Recorded data
———

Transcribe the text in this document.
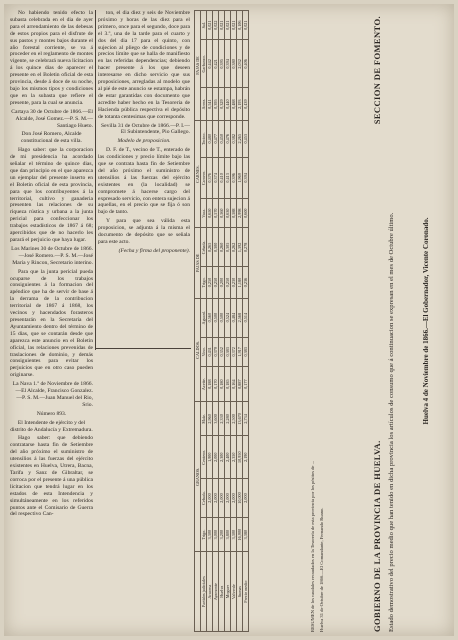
No habiendo tenido efecto la subasta celebrada en el dia de ayer para el arrendamiento de las debesas de estos propios para el disfrute de sus pastos y montes bajos durante el año forestal corriente, se va á proceder en el reglamento de montes vigente, se celebrará nueva licitacion á los quince dias de aparecer el presente en el Boletin oficial de esta provincia, desde á doce de su noche, bajo los mismos tipos y condiciones que en la subasta que refiere el presente, para la cual se anuncia.

Cartaya 30 de Octubre de 1866.—El Alcalde, José Gomez.—P. S. M.—Santiago Hueto.

Don José Romero, Alcalde constitucional de esta villa.

Hago saber: que la corporacion de mi presidencia ha acordado señalar el término de quince dias, que dan principio en el que aparezca un ejemplar del presente inserto en el Boletin oficial de esta provincia, para que los contribuyentes á la territorial, cultivo y ganaderia presenten las relaciones de su riqueza rústica y urbana a la junta pericial para confeccionar los trabajos estadísticos de 1867 á 68; apercibidos que de no hacerlo les parará el perjuicio que haya lugar.

Los Marines 30 de Octubre de 1866.—José Romero.—P. S. M.—José María y Rincon, Secretario interino.

Para que la junta pericial pueda ocuparse de los trabajos consiguientes á la formacion del apéndice que ha de servir de base á la derrama de la contribucion territorial de 1867 á 1868, los vecinos y hacendados forasteros presentarán en la Secretaría del Ayuntamiento dentro del término de 15 dias, que se contarán desde que aparezca este anuncio en el Boletin oficial, las relaciones prevenidas de traslaciones de dominio, y demás consiguientes para evitar los perjuicios que en otro caso pueden originarse.

La Nava 1.º de Noviembre de 1866.—El Alcalde, Francisco Gonzalez.—P. S. M.—Juan Manuel del Rio, Srio.

Número 893.

El Intendente de ejército y del distrito de Andalucía y Extremadura.

Hago saber: que debiendo contratarse hasta fin de Setiembre del año próximo el suministro de utensilios á las fuerzas del ejército existentes en Huelva, Utrera, Bacna, Tarifa y Sanz de Gibraltar, se corroca por el presente á una pública licitacion que tendrá lugar en los estados de esta Intendencia y simultáneamente en los referidos puntos ante el Comisario de Guerra del respectivo Can-

ton, el dia diez y seis de Noviembre próximo y horas de las diez para el primero, once para el segundo, doce para el 3.º, una de la tarde para el cuarto y dos del dia 17 para el quinto, con sujecion al pliego de condiciones y de precios límite que se halla de manifiesto en las referidas dependencias; debiendo hacer presente á los que deseen interesarse en dicho servicio que sus proposiciones, arregladas al modelo que al pié de este anuncio se estampa, habrán de estar garantidas con documento que acredite haber hecho en la Tesorería de Hacienda pública respectiva el depósito de totanta centesimas que corresponde.

Sevilla 31 de Octubre de 1866.—P. I.—El Subintendente, Pio Gallego.

Modelo de proposicion.

D. F. de T., vecino de T., enterado de las condiciones y precio límite bajo las que se contrata hasta fin de Setiembre del año próximo el suministro de utensilios á las fuerzas del ejército existentes en (la localidad) se compromete á hacerse cargo del expresado servicio, con entera sujecion á aquellas, en el precio que se fija ó son bajo de tanto.

Y para que sea válida esta proposicion, se adjunta á la misma el documento de depósito que se señala para este acto.

(Fecha y firma del proponente).

	GRANOS.				CALDOS.			PAJAS DE		CARNES.			PAJAS DE		
Partidos judiciales	Trigo.	Cebada.	Centeno.	Maíz.	Aceite.	Vino.	Aguard.	Trigo.	Cebada.	Vaca.	Carnero.	Tocino.	Arroz.	Garbanzo.	Sal.
Aracena	3,300	2,000	1,900	2,960	0,188	0,431	0,560	0,250	0,265	0,650	0,376	0,480	0,541	0,442	0,021
Ayamonte	3,000	2,000	2,000	3,600	0,170	0,379	0,500	0,250	0,300	0,570	0,374	0,477	0,395	0,421	0,022
Huelva	3,200	2,000	2,300	2,330	0,180	0,352	0,500	0,200	0,260	0,560	0,410	0,450	0,329	0,395	0,021
Moguer	3,800	2,000	2,400	2,280	0,185	0,383	0,524	0,250	0,305	0,630	0,413	0,476	0,440	0,394	0,021
Valverde	3,300	2,000	2,350	2,500	0,164	0,372	0,484	0,230	0,262	0,588	0,396	0,382	0,488	0,380	0,021
Sumas	16,900	10,000	10,950	13,670	0,887	1,917	2,568	1,180	1,392	2,998	1,969	2,265	2,193	2,032	0,106
Precio medio	3,380	2,000	2,190	2,734	0,177	0,383	0,514	0,236	0,278	0,600	0,394	0,453	0,439	0,406	0,021
RESUMEN de los caudales recaudados en la Tesorería de esta provincia por los pósitos de ... Huelva 31 de Octubre de 1866.—El Comandante, Fernando Ruano.	GOBIERNO DE LA PROVINCIA DE HUELVA.
SECCION DE FOMENTO.
Estado demostrativo del precio medio que han tenido en dicha provincia los artículos de consumo que á continuacion se expresan en el mes de Octubre último.	Huelva 4 de Noviembre de 1866.—El Gobernador, Vicente Coronado.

———

DO THIS
Your task is to reproduce all of the material exactly. The pictures stay out.

ANSWER FOR THIS EXERCISE
Transcribe the text in this document.
No habiendo tenido efecto la subasta celebrada en el dia de ayer para el arrendamiento de las debesas de estos propios para el disfrute de sus pastos y montes bajos durante el año forestal corriente, se va á proceder en el reglamento de montes vigente, se celebrará nueva licitacion á los quince dias de aparecer el presente en el Boletin oficial de esta provincia, desde á doce de su noche, bajo los mismos tipos y condiciones que en la subasta que refiere el presente, para la cual se anuncia.

Cartaya 30 de Octubre de 1866.—El Alcalde, José Gomez.—P. S. M.—Santiago Hueto.

Don José Romero, Alcalde constitucional de esta villa.

Hago saber: que la corporacion de mi presidencia ha acordado señalar el término de quince dias, que dan principio en el que aparezca un ejemplar del presente inserto en el Boletin oficial de esta provincia, para que los contribuyentes á la territorial, cultivo y ganaderia presenten las relaciones de su riqueza rústica y urbana a la junta pericial para confeccionar los trabajos estadísticos de 1867 á 68; apercibidos que de no hacerlo les parará el perjuicio que haya lugar.

Los Marines 30 de Octubre de 1866.—José Romero.—P. S. M.—José María y Rincon, Secretario interino.

Para que la junta pericial pueda ocuparse de los trabajos consiguientes á la formacion del apéndice que ha de servir de base á la derrama de la contribucion territorial de 1867 á 1868, los vecinos y hacendados forasteros presentarán en la Secretaría del Ayuntamiento dentro del término de 15 dias, que se contarán desde que aparezca este anuncio en el Boletin oficial, las relaciones prevenidas de traslaciones de dominio, y demás consiguientes para evitar los perjuicios que en otro caso pueden originarse.

La Nava 1.º de Noviembre de 1866.—El Alcalde, Francisco Gonzalez.—P. S. M.—Juan Manuel del Rio, Srio.

Número 893.

El Intendente de ejército y del distrito de Andalucía y Extremadura.

Hago saber: que debiendo contratarse hasta fin de Setiembre del año próximo el suministro de utensilios á las fuerzas del ejército existentes en Huelva, Utrera, Bacna, Tarifa y Sanz de Gibraltar, se corroca por el presente á una pública licitacion que tendrá lugar en los estados de esta Intendencia y simultáneamente en los referidos puntos ante el Comisario de Guerra del respectivo Can-

ton, el dia diez y seis de Noviembre próximo y horas de las diez para el primero, once para el segundo, doce para el 3.º, una de la tarde para el cuarto y dos del dia 17 para el quinto, con sujecion al pliego de condiciones y de precios límite que se halla de manifiesto en las referidas dependencias; debiendo hacer presente á los que deseen interesarse en dicho servicio que sus proposiciones, arregladas al modelo que al pié de este anuncio se estampa, habrán de estar garantidas con documento que acredite haber hecho en la Tesorería de Hacienda pública respectiva el depósito de totanta centesimas que corresponde.

Sevilla 31 de Octubre de 1866.—P. I.—El Subintendente, Pio Gallego.

Modelo de proposicion.

D. F. de T., vecino de T., enterado de las condiciones y precio límite bajo las que se contrata hasta fin de Setiembre del año próximo el suministro de utensilios á las fuerzas del ejército existentes en (la localidad) se compromete á hacerse cargo del expresado servicio, con entera sujecion á aquellas, en el precio que se fija ó son bajo de tanto.

Y para que sea válida esta proposicion, se adjunta á la misma el documento de depósito que se señala para este acto.

(Fecha y firma del proponente).

	GRANOS.				CALDOS.			PAJAS DE		CARNES.			PAJAS DE		
Partidos judiciales	Trigo.	Cebada.	Centeno.	Maíz.	Aceite.	Vino.	Aguard.	Trigo.	Cebada.	Vaca.	Carnero.	Tocino.	Arroz.	Garbanzo.	Sal.
Aracena	3,300	2,000	1,900	2,960	0,188	0,431	0,560	0,250	0,265	0,650	0,376	0,480	0,541	0,442	0,021
Ayamonte	3,000	2,000	2,000	3,600	0,170	0,379	0,500	0,250	0,300	0,570	0,374	0,477	0,395	0,421	0,022
Huelva	3,200	2,000	2,300	2,330	0,180	0,352	0,500	0,200	0,260	0,560	0,410	0,450	0,329	0,395	0,021
Moguer	3,800	2,000	2,400	2,280	0,185	0,383	0,524	0,250	0,305	0,630	0,413	0,476	0,440	0,394	0,021
Valverde	3,300	2,000	2,350	2,500	0,164	0,372	0,484	0,230	0,262	0,588	0,396	0,382	0,488	0,380	0,021
Sumas	16,900	10,000	10,950	13,670	0,887	1,917	2,568	1,180	1,392	2,998	1,969	2,265	2,193	2,032	0,106
Precio medio	3,380	2,000	2,190	2,734	0,177	0,383	0,514	0,236	0,278	0,600	0,394	0,453	0,439	0,406	0,021
RESUMEN de los caudales recaudados en la Tesorería de esta provincia por los pósitos de ... Huelva 31 de Octubre de 1866.—El Comandante, Fernando Ruano.	GOBIERNO DE LA PROVINCIA DE HUELVA.
SECCION DE FOMENTO.
Estado demostrativo del precio medio que han tenido en dicha provincia los artículos de consumo que á continuacion se expresan en el mes de Octubre último.	Huelva 4 de Noviembre de 1866.—El Gobernador, Vicente Coronado.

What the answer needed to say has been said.